* _Work instructions_
Restate the data word for word and leave the images out.

─── Recorded information ───

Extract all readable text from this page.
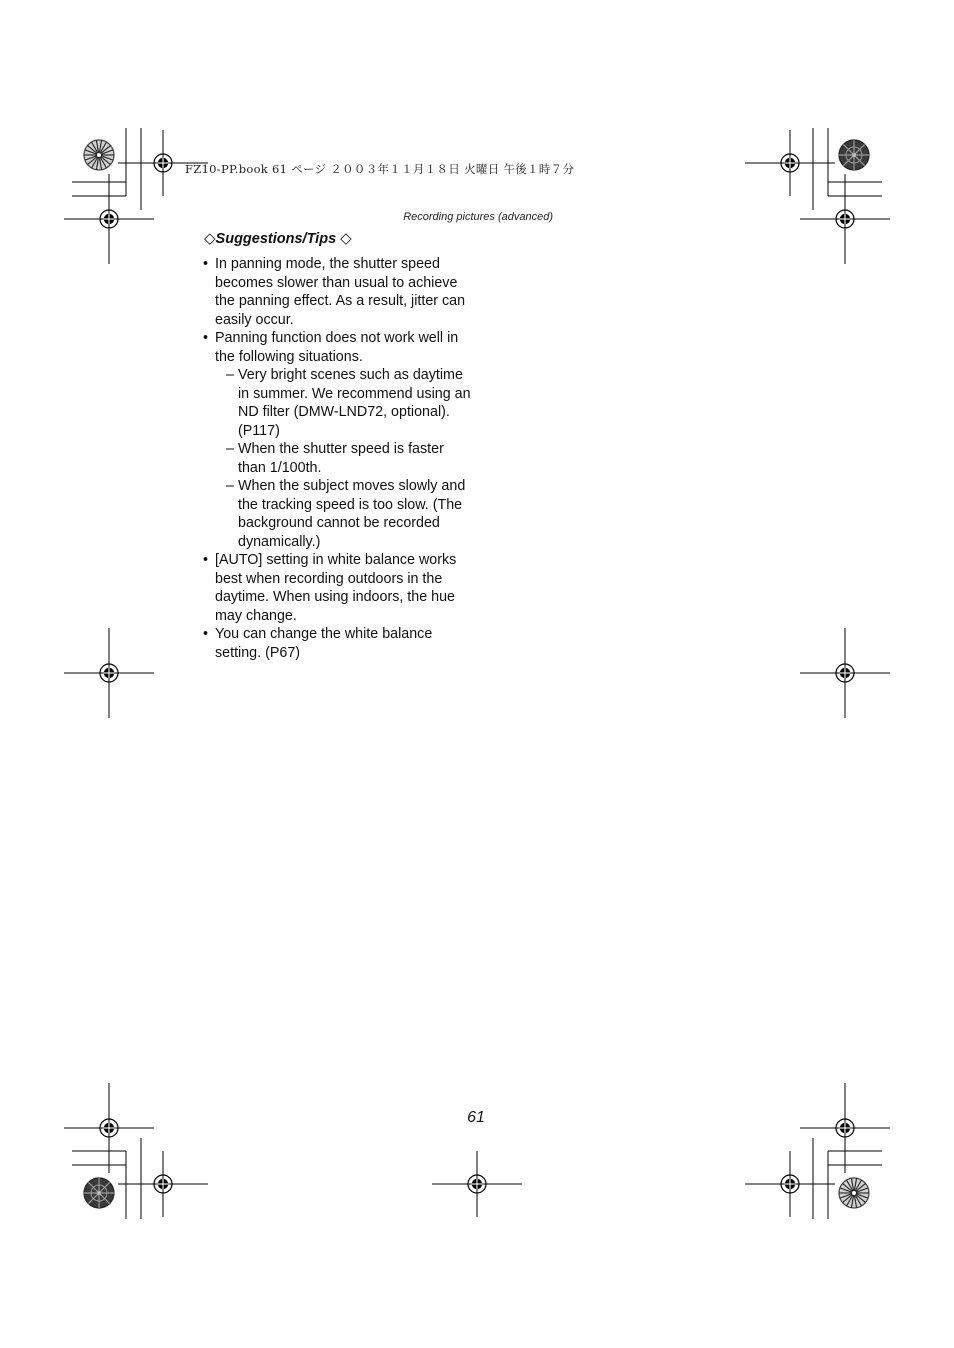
FZ10-PP.book 61 ページ ２００３年１１月１８日 火曜日 午後１時７分
Recording pictures (advanced)
◇Suggestions/Tips ◇
• In panning mode, the shutter speed becomes slower than usual to achieve the panning effect. As a result, jitter can easily occur.
• Panning function does not work well in the following situations.
– Very bright scenes such as daytime in summer. We recommend using an ND filter (DMW-LND72, optional). (P117)
– When the shutter speed is faster than 1/100th.
– When the subject moves slowly and the tracking speed is too slow. (The background cannot be recorded dynamically.)
• [AUTO] setting in white balance works best when recording outdoors in the daytime. When using indoors, the hue may change.
• You can change the white balance setting. (P67)
61
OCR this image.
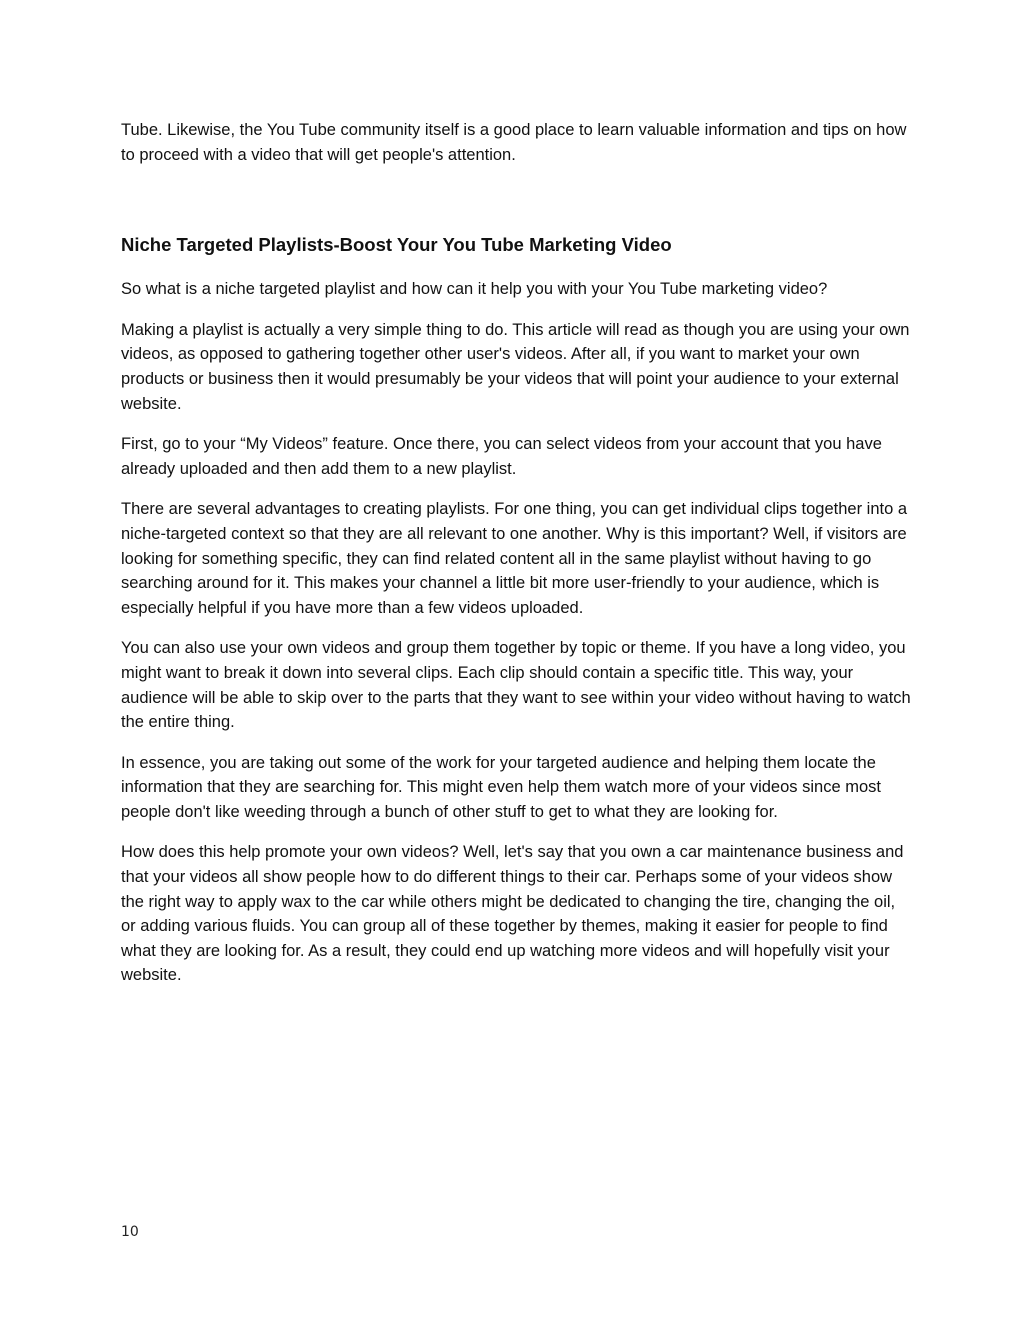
Tube. Likewise, the You Tube community itself is a good place to learn valuable information and tips on how to proceed with a video that will get people's attention.

Niche Targeted Playlists-Boost Your You Tube Marketing Video

So what is a niche targeted playlist and how can it help you with your You Tube marketing video?

Making a playlist is actually a very simple thing to do. This article will read as though you are using your own videos, as opposed to gathering together other user's videos. After all, if you want to market your own products or business then it would presumably be your videos that will point your audience to your external website.

First, go to your “My Videos” feature. Once there, you can select videos from your account that you have already uploaded and then add them to a new playlist.

There are several advantages to creating playlists. For one thing, you can get individual clips together into a niche-targeted context so that they are all relevant to one another. Why is this important? Well, if visitors are looking for something specific, they can find related content all in the same playlist without having to go searching around for it. This makes your channel a little bit more user-friendly to your audience, which is especially helpful if you have more than a few videos uploaded.

You can also use your own videos and group them together by topic or theme. If you have a long video, you might want to break it down into several clips. Each clip should contain a specific title. This way, your audience will be able to skip over to the parts that they want to see within your video without having to watch the entire thing.

In essence, you are taking out some of the work for your targeted audience and helping them locate the information that they are searching for. This might even help them watch more of your videos since most people don't like weeding through a bunch of other stuff to get to what they are looking for.

How does this help promote your own videos? Well, let's say that you own a car maintenance business and that your videos all show people how to do different things to their car. Perhaps some of your videos show the right way to apply wax to the car while others might be dedicated to changing the tire, changing the oil, or adding various fluids. You can group all of these together by themes, making it easier for people to find what they are looking for. As a result, they could end up watching more videos and will hopefully visit your website.

10
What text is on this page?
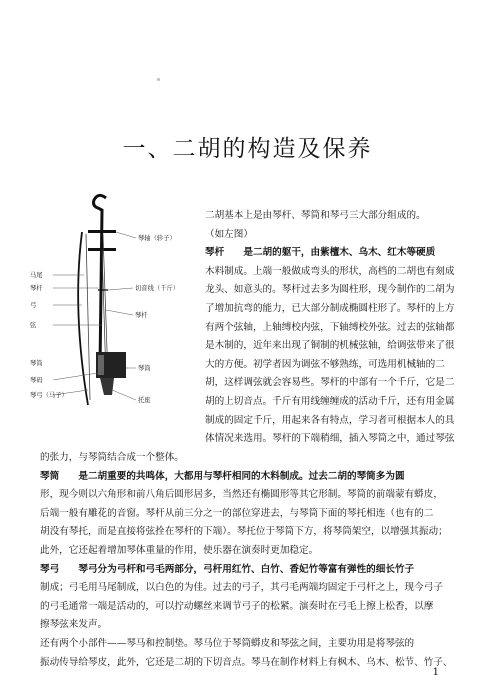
一、二胡的构造及保养
琴轴（轸子）
马尾
琴杆
弓
弦
切音线（千斤）
琴杆
琴码
琴弓（马子）
琴筒
托座
琴筒
二胡基本上是由琴杆、琴筒和琴弓三大部分组成的。
（如左图）
琴杆　　是二胡的躯干，由紫檀木、乌木、红木等硬质
木料制成。上端一般做成弯头的形状，高档的二胡也有刻成
龙头、如意头的。琴杆过去多为圆柱形，现今制作的二胡为
了增加抗弯的能力，已大部分制成椭圆柱形了。琴杆的上方
有两个弦轴，上轴缚校内弦，下轴缚校外弦。过去的弦轴都
是木制的，近年来出现了铜制的机械弦轴，给调弦带来了很
大的方便。初学者因为调弦不够熟练，可选用机械轴的二
胡，这样调弦就会容易些。琴杆的中部有一个千斤，它是二
胡的上切音点。千斤有用线缠缠成的活动千斤，还有用金属
制成的固定千斤，用起来各有特点，学习者可根据本人的具
体情况来选用。琴杆的下端稍细，插入琴筒之中，通过琴弦
的张力，与琴筒结合成一个整体。
琴筒　　是二胡重要的共鸣体，大都用与琴杆相同的木料制成。过去二胡的琴筒多为圆
形，现今则以六角形和前八角后圆形居多，当然还有椭圆形等其它形制。琴筒的前端蒙有蟒皮，
后端一般有雕花的音窗。琴杆从前三分之一的部位穿进去，与琴筒下面的琴托相连（也有的二
胡没有琴托，而是直接将弦拴在琴杆的下端）。琴托位于琴筒下方，将琴筒架空，以增强其振动；
此外，它还起着增加琴体重量的作用，使乐器在演奏时更加稳定。
琴弓　　琴弓分为弓杆和弓毛两部分，弓杆用红竹、白竹、香妃竹等富有弹性的细长竹子
制成；弓毛用马尾制成，以白色的为佳。过去的弓子，其弓毛两端均固定于弓杆之上，现今弓子
的弓毛通常一端是活动的，可以拧动螺丝来调节弓子的松紧。演奏时在弓毛上擦上松香，以摩
擦琴弦来发声。
还有两个小部件——琴马和控制垫。琴马位于琴筒蟒皮和琴弦之间，主要功用是将琴弦的
振动传导给琴皮，此外，它还是二胡的下切音点。琴马在制作材料上有枫木、乌木、松节、竹子、
1
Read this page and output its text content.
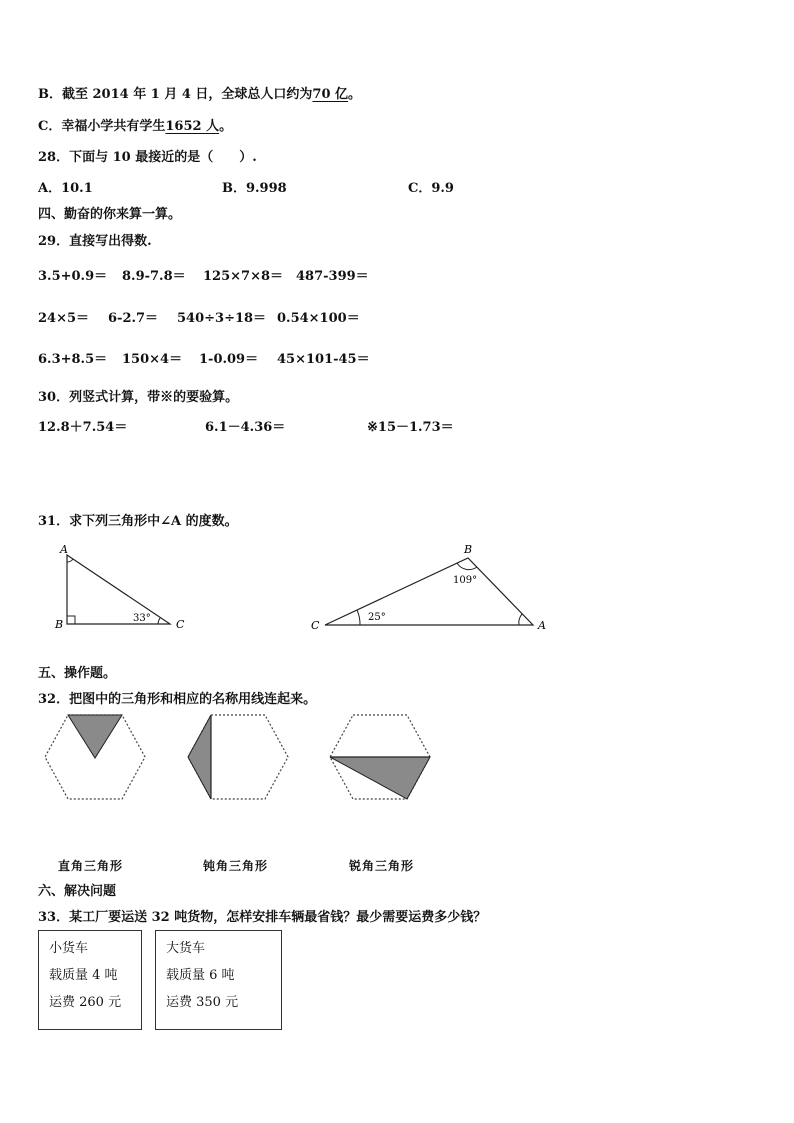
B．截至 2014 年 1 月 4 日，全球总人口约为70 亿。
C．幸福小学共有学生1652 人。
28．下面与 10 最接近的是（　　）.
A．10.1	B．9.998	C．9.9
四、勤奋的你来算一算。
29．直接写出得数.
3.5+0.9＝ 8.9-7.8＝ 125×7×8＝ 487-399＝
24×5＝ 6-2.7＝ 540÷3÷18＝ 0.54×100＝
6.3+8.5＝ 150×4＝ 1-0.09＝ 45×101-45＝
30．列竖式计算，带※的要验算。
12.8＋7.54＝	6.1－4.36＝	※15－1.73＝
31．求下列三角形中∠A 的度数。
A
B	C
33°
B
C	A
109°
25°
五、操作题。
32．把图中的三角形和相应的名称用线连起来。
直角三角形	钝角三角形	锐角三角形
六、解决问题
33．某工厂要运送 32 吨货物，怎样安排车辆最省钱？最少需要运费多少钱？
小货车
载质量 4 吨
运费 260 元
大货车
载质量 6 吨
运费 350 元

───

* _Correct response_
Extract all readable text from this page.
FZ10-PP.book 61 ページ ２００３年１１月１８日 火曜日 午後１時７分
Recording pictures (advanced)
◇Suggestions/Tips ◇
• In panning mode, the shutter speed becomes slower than usual to achieve the panning effect. As a result, jitter can easily occur.
• Panning function does not work well in the following situations.
– Very bright scenes such as daytime in summer. We recommend using an ND filter (DMW-LND72, optional). (P117)
– When the shutter speed is faster than 1/100th.
– When the subject moves slowly and the tracking speed is too slow. (The background cannot be recorded dynamically.)
• [AUTO] setting in white balance works best when recording outdoors in the daytime. When using indoors, the hue may change.
• You can change the white balance setting. (P67)
61
OCR this image.
Tube. Likewise, the You Tube community itself is a good place to learn valuable information and tips on how to proceed with a video that will get people's attention.

Niche Targeted Playlists-Boost Your You Tube Marketing Video

So what is a niche targeted playlist and how can it help you with your You Tube marketing video?

Making a playlist is actually a very simple thing to do. This article will read as though you are using your own videos, as opposed to gathering together other user's videos. After all, if you want to market your own products or business then it would presumably be your videos that will point your audience to your external website.

First, go to your “My Videos” feature. Once there, you can select videos from your account that you have already uploaded and then add them to a new playlist.

There are several advantages to creating playlists. For one thing, you can get individual clips together into a niche-targeted context so that they are all relevant to one another. Why is this important? Well, if visitors are looking for something specific, they can find related content all in the same playlist without having to go searching around for it. This makes your channel a little bit more user-friendly to your audience, which is especially helpful if you have more than a few videos uploaded.

You can also use your own videos and group them together by topic or theme. If you have a long video, you might want to break it down into several clips. Each clip should contain a specific title. This way, your audience will be able to skip over to the parts that they want to see within your video without having to watch the entire thing.

In essence, you are taking out some of the work for your targeted audience and helping them locate the information that they are searching for. This might even help them watch more of your videos since most people don't like weeding through a bunch of other stuff to get to what they are looking for.

How does this help promote your own videos? Well, let's say that you own a car maintenance business and that your videos all show people how to do different things to their car. Perhaps some of your videos show the right way to apply wax to the car while others might be dedicated to changing the tire, changing the oil, or adding various fluids. You can group all of these together by themes, making it easier for people to find what they are looking for. As a result, they could end up watching more videos and will hopefully visit your website.

10
What text is on this page?
一、二胡的构造及保养
琴轴（轸子）
马尾
琴杆
弓
弦
切音线（千斤）
琴杆
琴码
琴弓（马子）
琴筒
托座
琴筒
二胡基本上是由琴杆、琴筒和琴弓三大部分组成的。
（如左图）
琴杆　　是二胡的躯干，由紫檀木、乌木、红木等硬质
木料制成。上端一般做成弯头的形状，高档的二胡也有刻成
龙头、如意头的。琴杆过去多为圆柱形，现今制作的二胡为
了增加抗弯的能力，已大部分制成椭圆柱形了。琴杆的上方
有两个弦轴，上轴缚校内弦，下轴缚校外弦。过去的弦轴都
是木制的，近年来出现了铜制的机械弦轴，给调弦带来了很
大的方便。初学者因为调弦不够熟练，可选用机械轴的二
胡，这样调弦就会容易些。琴杆的中部有一个千斤，它是二
胡的上切音点。千斤有用线缠缠成的活动千斤，还有用金属
制成的固定千斤，用起来各有特点，学习者可根据本人的具
体情况来选用。琴杆的下端稍细，插入琴筒之中，通过琴弦
的张力，与琴筒结合成一个整体。
琴筒　　是二胡重要的共鸣体，大都用与琴杆相同的木料制成。过去二胡的琴筒多为圆
形，现今则以六角形和前八角后圆形居多，当然还有椭圆形等其它形制。琴筒的前端蒙有蟒皮，
后端一般有雕花的音窗。琴杆从前三分之一的部位穿进去，与琴筒下面的琴托相连（也有的二
胡没有琴托，而是直接将弦拴在琴杆的下端）。琴托位于琴筒下方，将琴筒架空，以增强其振动；
此外，它还起着增加琴体重量的作用，使乐器在演奏时更加稳定。
琴弓　　琴弓分为弓杆和弓毛两部分，弓杆用红竹、白竹、香妃竹等富有弹性的细长竹子
制成；弓毛用马尾制成，以白色的为佳。过去的弓子，其弓毛两端均固定于弓杆之上，现今弓子
的弓毛通常一端是活动的，可以拧动螺丝来调节弓子的松紧。演奏时在弓毛上擦上松香，以摩
擦琴弦来发声。
还有两个小部件——琴马和控制垫。琴马位于琴筒蟒皮和琴弦之间，主要功用是将琴弦的
振动传导给琴皮，此外，它还是二胡的下切音点。琴马在制作材料上有枫木、乌木、松节、竹子、
1
Read this page and output its text content.
B．截至 2014 年 1 月 4 日，全球总人口约为70 亿。
C．幸福小学共有学生1652 人。
28．下面与 10 最接近的是（　　）.
A．10.1	B．9.998	C．9.9
四、勤奋的你来算一算。
29．直接写出得数.
3.5+0.9＝ 8.9-7.8＝ 125×7×8＝ 487-399＝
24×5＝ 6-2.7＝ 540÷3÷18＝ 0.54×100＝
6.3+8.5＝ 150×4＝ 1-0.09＝ 45×101-45＝
30．列竖式计算，带※的要验算。
12.8＋7.54＝	6.1－4.36＝	※15－1.73＝
31．求下列三角形中∠A 的度数。
A
B	C
33°
B
C	A
109°
25°
五、操作题。
32．把图中的三角形和相应的名称用线连起来。
直角三角形	钝角三角形	锐角三角形
六、解决问题
33．某工厂要运送 32 吨货物，怎样安排车辆最省钱？最少需要运费多少钱？
小货车
载质量 4 吨
运费 260 元
大货车
载质量 6 吨
运费 350 元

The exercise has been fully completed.